■ Set exercise
Give back every one of the rows below word for word, but leave the pictures out.

■ Data lines
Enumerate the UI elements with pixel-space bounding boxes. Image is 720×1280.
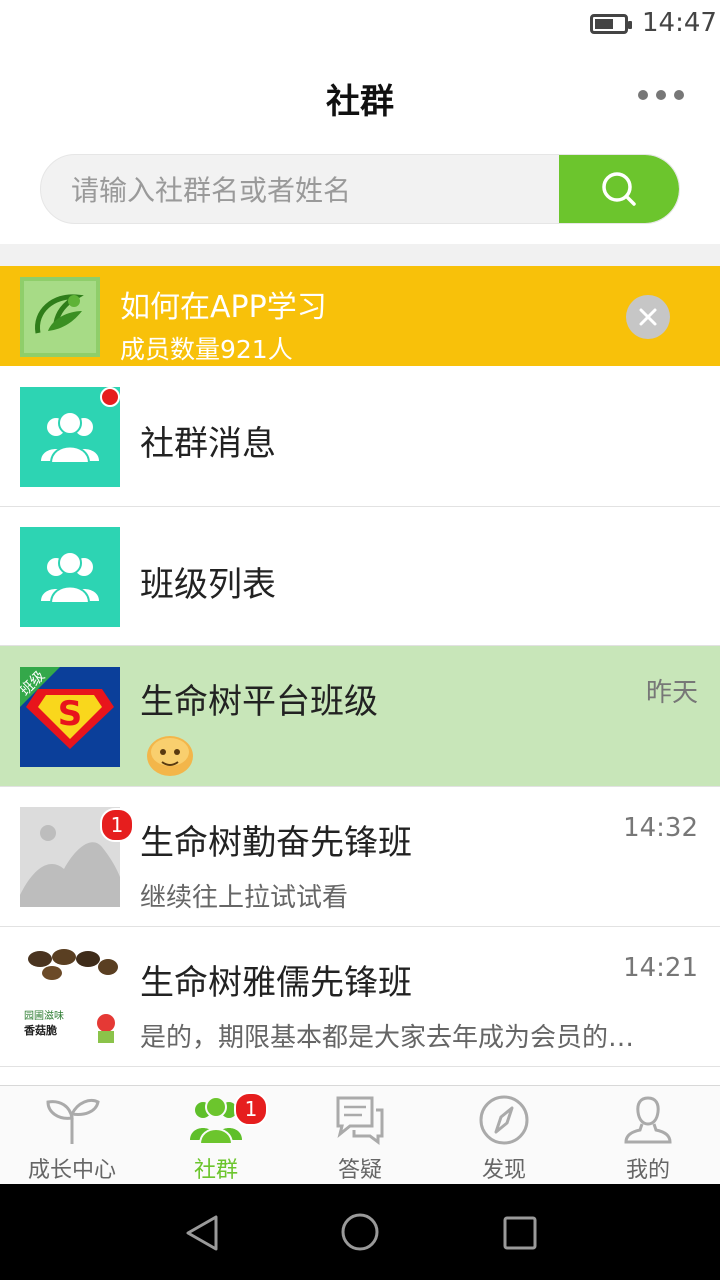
chat-icon [336,1096,384,1145]
search-bar [40,154,680,224]
chat-item[interactable]: 1 生命树勤奋先锋班 14:32 继续往上拉试试看 [0,787,720,927]
tab-discover[interactable]: 发现 [432,1086,576,1184]
close-icon [639,308,657,326]
chat-avatar: S 班级 [20,667,120,767]
banner-logo [20,277,100,357]
home-icon[interactable] [340,1212,380,1252]
class-list-icon [20,527,120,627]
more-options-icon[interactable] [638,80,684,110]
chat-preview: 继续往上拉试试看 [140,883,349,913]
tab-label: 成长中心 [27,1158,116,1183]
compass-icon [479,1095,529,1145]
back-icon[interactable] [184,1214,220,1252]
tab-label: 发现 [481,1158,526,1183]
chat-avatar: 园圃滋味 香菇脆 [20,947,120,1047]
person-icon [624,1096,672,1144]
thumb-line: 园圃滋味 [24,1011,64,1022]
status-time: 14:47 [642,8,717,38]
chat-item[interactable]: S 班级 生命树平台班级 昨天 [0,646,720,787]
chat-preview: 是的，期限基本都是大家去年成为会员的… [140,1023,635,1053]
chat-time: 14:32 [623,813,698,843]
tab-bar: 成长中心 1 社群 答疑 发现 我的 [0,1085,720,1184]
svg-text:S: S [58,694,83,734]
chat-name: 生命树雅儒先锋班 [140,963,412,1003]
chat-time: 昨天 [645,678,698,708]
unread-badge: 1 [100,808,134,842]
chat-item[interactable]: 园圃滋味 香菇脆 生命树雅儒先锋班 14:21 是的，期限基本都是大家去年成为会… [0,927,720,1067]
tab-community[interactable]: 1 社群 [144,1086,288,1184]
thumb-line: 香菇脆 [24,1024,57,1037]
menu-item-label: 社群消息 [140,424,276,464]
tab-label: 我的 [625,1158,670,1183]
menu-item-group-messages[interactable]: 社群消息 [0,366,720,507]
chat-name: 生命树勤奋先锋班 [140,823,412,863]
section-divider [0,244,720,266]
search-input[interactable] [69,155,553,223]
close-banner-button[interactable] [626,295,670,339]
status-bar: 14:47 [0,0,720,50]
battery-icon [590,14,632,34]
banner-member-count: 成员数量921人 [120,335,293,364]
sprout-icon [46,1099,100,1144]
tab-growth-center[interactable]: 成长中心 [0,1086,144,1184]
search-button[interactable] [559,155,679,223]
search-icon [602,172,636,206]
chat-name: 生命树平台班级 [140,682,378,722]
tab-qa[interactable]: 答疑 [288,1086,432,1184]
tab-label: 答疑 [337,1158,382,1183]
system-nav-bar [0,1184,720,1280]
page-title: 社群 [326,82,394,122]
smiley-emoji-icon [146,734,194,778]
chat-time: 14:21 [623,953,698,983]
tab-label: 社群 [193,1158,238,1183]
tab-me[interactable]: 我的 [576,1086,720,1184]
menu-item-label: 班级列表 [140,565,276,605]
banner-title: 如何在APP学习 [120,290,327,325]
unread-dot [100,387,120,407]
tab-badge: 1 [234,1092,268,1126]
recents-icon[interactable] [502,1215,538,1251]
group-banner[interactable] [0,266,720,366]
menu-item-class-list[interactable]: 班级列表 [0,507,720,646]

■ Answer to this task
Enumerate the UI elements with pixel-space bounding boxes. Image is 720×1280.
chat-icon [336,1096,384,1145]
search-bar [40,154,680,224]
chat-item[interactable]: 1 生命树勤奋先锋班 14:32 继续往上拉试试看 [0,787,720,927]
tab-discover[interactable]: 发现 [432,1086,576,1184]
close-icon [639,308,657,326]
chat-avatar: S 班级 [20,667,120,767]
banner-logo [20,277,100,357]
home-icon[interactable] [340,1212,380,1252]
class-list-icon [20,527,120,627]
more-options-icon[interactable] [638,80,684,110]
chat-preview: 继续往上拉试试看 [140,883,349,913]
tab-label: 成长中心 [27,1158,116,1183]
compass-icon [479,1095,529,1145]
back-icon[interactable] [184,1214,220,1252]
tab-label: 发现 [481,1158,526,1183]
chat-avatar: 园圃滋味 香菇脆 [20,947,120,1047]
person-icon [624,1096,672,1144]
thumb-line: 园圃滋味 [24,1011,64,1022]
status-time: 14:47 [642,8,717,38]
chat-item[interactable]: S 班级 生命树平台班级 昨天 [0,646,720,787]
chat-preview: 是的，期限基本都是大家去年成为会员的… [140,1023,635,1053]
chat-time: 14:32 [623,813,698,843]
tab-bar: 成长中心 1 社群 答疑 发现 我的 [0,1085,720,1184]
svg-text:S: S [58,694,83,734]
chat-name: 生命树雅儒先锋班 [140,963,412,1003]
chat-time: 昨天 [645,678,698,708]
unread-badge: 1 [100,808,134,842]
chat-item[interactable]: 园圃滋味 香菇脆 生命树雅儒先锋班 14:21 是的，期限基本都是大家去年成为会… [0,927,720,1067]
tab-community[interactable]: 1 社群 [144,1086,288,1184]
thumb-line: 香菇脆 [24,1024,57,1037]
menu-item-label: 社群消息 [140,424,276,464]
tab-label: 我的 [625,1158,670,1183]
menu-item-group-messages[interactable]: 社群消息 [0,366,720,507]
chat-name: 生命树勤奋先锋班 [140,823,412,863]
section-divider [0,244,720,266]
search-input[interactable] [69,155,553,223]
close-banner-button[interactable] [626,295,670,339]
status-bar: 14:47 [0,0,720,50]
battery-icon [590,14,632,34]
banner-member-count: 成员数量921人 [120,335,293,364]
sprout-icon [46,1099,100,1144]
tab-growth-center[interactable]: 成长中心 [0,1086,144,1184]
search-button[interactable] [559,155,679,223]
search-icon [602,172,636,206]
chat-name: 生命树平台班级 [140,682,378,722]
tab-qa[interactable]: 答疑 [288,1086,432,1184]
tab-label: 答疑 [337,1158,382,1183]
system-nav-bar [0,1184,720,1280]
page-title: 社群 [326,82,394,122]
smiley-emoji-icon [146,734,194,778]
chat-time: 14:21 [623,953,698,983]
tab-label: 社群 [193,1158,238,1183]
tab-me[interactable]: 我的 [576,1086,720,1184]
menu-item-label: 班级列表 [140,565,276,605]
banner-title: 如何在APP学习 [120,290,327,325]
unread-dot [100,387,120,407]
tab-badge: 1 [234,1092,268,1126]
recents-icon[interactable] [502,1215,538,1251]
group-banner[interactable] [0,266,720,366]
menu-item-class-list[interactable]: 班级列表 [0,507,720,646]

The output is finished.